Your goal →
Search the material below for the string "lines". Return every line that holds it.

Records supplied →
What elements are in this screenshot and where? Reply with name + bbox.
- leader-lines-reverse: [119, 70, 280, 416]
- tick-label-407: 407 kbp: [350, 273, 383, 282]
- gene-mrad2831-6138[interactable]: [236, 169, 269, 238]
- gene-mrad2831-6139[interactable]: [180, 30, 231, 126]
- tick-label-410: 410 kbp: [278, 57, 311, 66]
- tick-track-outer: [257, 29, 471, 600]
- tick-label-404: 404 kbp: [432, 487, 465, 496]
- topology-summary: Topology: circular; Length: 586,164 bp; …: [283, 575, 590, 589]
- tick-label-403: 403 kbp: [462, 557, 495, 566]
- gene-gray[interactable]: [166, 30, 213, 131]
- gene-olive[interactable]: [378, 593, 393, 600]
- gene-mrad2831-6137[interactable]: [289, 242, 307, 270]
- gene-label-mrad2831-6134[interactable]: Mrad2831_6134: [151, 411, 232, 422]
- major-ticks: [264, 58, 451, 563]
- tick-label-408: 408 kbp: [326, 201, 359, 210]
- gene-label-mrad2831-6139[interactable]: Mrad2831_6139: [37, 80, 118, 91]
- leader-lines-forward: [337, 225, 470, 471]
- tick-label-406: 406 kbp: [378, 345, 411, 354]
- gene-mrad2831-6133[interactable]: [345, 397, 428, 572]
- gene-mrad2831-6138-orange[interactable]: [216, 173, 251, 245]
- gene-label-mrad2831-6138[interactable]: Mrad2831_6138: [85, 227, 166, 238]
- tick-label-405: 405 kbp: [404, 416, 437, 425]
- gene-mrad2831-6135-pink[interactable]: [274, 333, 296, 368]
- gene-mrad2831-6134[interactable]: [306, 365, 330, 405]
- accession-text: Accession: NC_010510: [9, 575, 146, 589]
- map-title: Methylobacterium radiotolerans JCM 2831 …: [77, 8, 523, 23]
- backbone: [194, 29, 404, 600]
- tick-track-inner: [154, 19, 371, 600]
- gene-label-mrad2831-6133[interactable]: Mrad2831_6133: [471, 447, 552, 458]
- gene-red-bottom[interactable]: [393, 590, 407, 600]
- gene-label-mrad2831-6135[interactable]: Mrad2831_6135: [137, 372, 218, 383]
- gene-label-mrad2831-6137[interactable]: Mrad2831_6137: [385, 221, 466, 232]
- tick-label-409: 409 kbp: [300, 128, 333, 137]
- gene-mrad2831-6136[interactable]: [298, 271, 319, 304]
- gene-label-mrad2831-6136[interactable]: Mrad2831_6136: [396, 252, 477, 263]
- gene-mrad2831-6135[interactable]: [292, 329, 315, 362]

Result for this task →
- leader-lines-reverse: [119, 70, 280, 416]
- leader-lines-forward: [337, 225, 470, 471]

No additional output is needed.